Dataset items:

━━━━━━━━━━━━━━━━━━━━━━━━━━━━━━

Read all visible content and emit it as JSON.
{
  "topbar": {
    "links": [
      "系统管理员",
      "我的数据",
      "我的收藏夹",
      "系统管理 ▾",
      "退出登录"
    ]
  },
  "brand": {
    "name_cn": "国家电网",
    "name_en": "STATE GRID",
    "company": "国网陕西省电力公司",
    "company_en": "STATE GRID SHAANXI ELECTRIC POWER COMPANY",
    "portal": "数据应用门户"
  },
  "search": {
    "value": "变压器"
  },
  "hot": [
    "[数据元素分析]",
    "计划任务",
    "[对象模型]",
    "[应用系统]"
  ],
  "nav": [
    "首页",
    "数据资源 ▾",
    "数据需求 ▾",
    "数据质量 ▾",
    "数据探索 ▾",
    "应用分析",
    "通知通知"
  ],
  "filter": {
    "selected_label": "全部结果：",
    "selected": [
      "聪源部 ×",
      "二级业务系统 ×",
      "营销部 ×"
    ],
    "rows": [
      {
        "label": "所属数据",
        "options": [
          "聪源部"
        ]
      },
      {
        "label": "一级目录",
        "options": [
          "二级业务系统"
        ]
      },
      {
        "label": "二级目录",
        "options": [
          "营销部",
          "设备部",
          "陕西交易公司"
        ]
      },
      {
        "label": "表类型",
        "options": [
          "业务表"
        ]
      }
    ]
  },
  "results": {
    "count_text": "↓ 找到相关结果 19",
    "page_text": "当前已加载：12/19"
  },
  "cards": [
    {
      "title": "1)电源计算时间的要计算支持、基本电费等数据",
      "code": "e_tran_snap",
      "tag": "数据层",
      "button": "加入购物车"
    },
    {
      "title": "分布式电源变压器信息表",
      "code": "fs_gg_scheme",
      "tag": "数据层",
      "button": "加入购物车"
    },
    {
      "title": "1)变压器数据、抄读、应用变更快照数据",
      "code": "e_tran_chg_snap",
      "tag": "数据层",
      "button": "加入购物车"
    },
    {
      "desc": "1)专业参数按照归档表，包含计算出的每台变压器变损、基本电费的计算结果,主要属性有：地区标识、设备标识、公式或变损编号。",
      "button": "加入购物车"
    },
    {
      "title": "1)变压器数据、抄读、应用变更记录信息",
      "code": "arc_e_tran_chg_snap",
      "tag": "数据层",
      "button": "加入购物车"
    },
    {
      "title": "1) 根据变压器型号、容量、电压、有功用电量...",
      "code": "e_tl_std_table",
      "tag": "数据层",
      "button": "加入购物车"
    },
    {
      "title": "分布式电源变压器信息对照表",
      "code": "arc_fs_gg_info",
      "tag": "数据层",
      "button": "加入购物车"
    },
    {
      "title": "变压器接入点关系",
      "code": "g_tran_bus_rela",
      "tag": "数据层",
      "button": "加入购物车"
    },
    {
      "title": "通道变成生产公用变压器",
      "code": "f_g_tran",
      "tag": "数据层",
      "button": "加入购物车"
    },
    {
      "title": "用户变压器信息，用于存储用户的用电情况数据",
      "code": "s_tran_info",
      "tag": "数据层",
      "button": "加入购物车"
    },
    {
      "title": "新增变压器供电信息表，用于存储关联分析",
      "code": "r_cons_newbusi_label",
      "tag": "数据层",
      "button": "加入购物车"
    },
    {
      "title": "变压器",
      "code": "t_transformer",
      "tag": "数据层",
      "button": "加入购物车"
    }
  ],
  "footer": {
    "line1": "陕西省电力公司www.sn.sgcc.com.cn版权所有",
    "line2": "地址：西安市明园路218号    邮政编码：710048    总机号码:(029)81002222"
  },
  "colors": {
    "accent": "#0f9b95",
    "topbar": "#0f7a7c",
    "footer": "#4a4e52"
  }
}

━━━━━━━━━━━━━━━━━━━━━━━━━━━━━━

■ **Your objective**: Copy all of the data exactly.

■ **Result below**:
Read all visible content and emit it as JSON.
{
  "topbar": {
    "links": [
      "系统管理员",
      "我的数据",
      "我的收藏夹",
      "系统管理 ▾",
      "退出登录"
    ]
  },
  "brand": {
    "name_cn": "国家电网",
    "name_en": "STATE GRID",
    "company": "国网陕西省电力公司",
    "company_en": "STATE GRID SHAANXI ELECTRIC POWER COMPANY",
    "portal": "数据应用门户"
  },
  "search": {
    "value": "变压器"
  },
  "hot": [
    "[数据元素分析]",
    "计划任务",
    "[对象模型]",
    "[应用系统]"
  ],
  "nav": [
    "首页",
    "数据资源 ▾",
    "数据需求 ▾",
    "数据质量 ▾",
    "数据探索 ▾",
    "应用分析",
    "通知通知"
  ],
  "filter": {
    "selected_label": "全部结果：",
    "selected": [
      "聪源部 ×",
      "二级业务系统 ×",
      "营销部 ×"
    ],
    "rows": [
      {
        "label": "所属数据",
        "options": [
          "聪源部"
        ]
      },
      {
        "label": "一级目录",
        "options": [
          "二级业务系统"
        ]
      },
      {
        "label": "二级目录",
        "options": [
          "营销部",
          "设备部",
          "陕西交易公司"
        ]
      },
      {
        "label": "表类型",
        "options": [
          "业务表"
        ]
      }
    ]
  },
  "results": {
    "count_text": "↓ 找到相关结果 19",
    "page_text": "当前已加载：12/19"
  },
  "cards": [
    {
      "title": "1)电源计算时间的要计算支持、基本电费等数据",
      "code": "e_tran_snap",
      "tag": "数据层",
      "button": "加入购物车"
    },
    {
      "title": "分布式电源变压器信息表",
      "code": "fs_gg_scheme",
      "tag": "数据层",
      "button": "加入购物车"
    },
    {
      "title": "1)变压器数据、抄读、应用变更快照数据",
      "code": "e_tran_chg_snap",
      "tag": "数据层",
      "button": "加入购物车"
    },
    {
      "desc": "1)专业参数按照归档表，包含计算出的每台变压器变损、基本电费的计算结果,主要属性有：地区标识、设备标识、公式或变损编号。",
      "button": "加入购物车"
    },
    {
      "title": "1)变压器数据、抄读、应用变更记录信息",
      "code": "arc_e_tran_chg_snap",
      "tag": "数据层",
      "button": "加入购物车"
    },
    {
      "title": "1) 根据变压器型号、容量、电压、有功用电量...",
      "code": "e_tl_std_table",
      "tag": "数据层",
      "button": "加入购物车"
    },
    {
      "title": "分布式电源变压器信息对照表",
      "code": "arc_fs_gg_info",
      "tag": "数据层",
      "button": "加入购物车"
    },
    {
      "title": "变压器接入点关系",
      "code": "g_tran_bus_rela",
      "tag": "数据层",
      "button": "加入购物车"
    },
    {
      "title": "通道变成生产公用变压器",
      "code": "f_g_tran",
      "tag": "数据层",
      "button": "加入购物车"
    },
    {
      "title": "用户变压器信息，用于存储用户的用电情况数据",
      "code": "s_tran_info",
      "tag": "数据层",
      "button": "加入购物车"
    },
    {
      "title": "新增变压器供电信息表，用于存储关联分析",
      "code": "r_cons_newbusi_label",
      "tag": "数据层",
      "button": "加入购物车"
    },
    {
      "title": "变压器",
      "code": "t_transformer",
      "tag": "数据层",
      "button": "加入购物车"
    }
  ],
  "footer": {
    "line1": "陕西省电力公司www.sn.sgcc.com.cn版权所有",
    "line2": "地址：西安市明园路218号    邮政编码：710048    总机号码:(029)81002222"
  },
  "colors": {
    "accent": "#0f9b95",
    "topbar": "#0f7a7c",
    "footer": "#4a4e52"
  }
}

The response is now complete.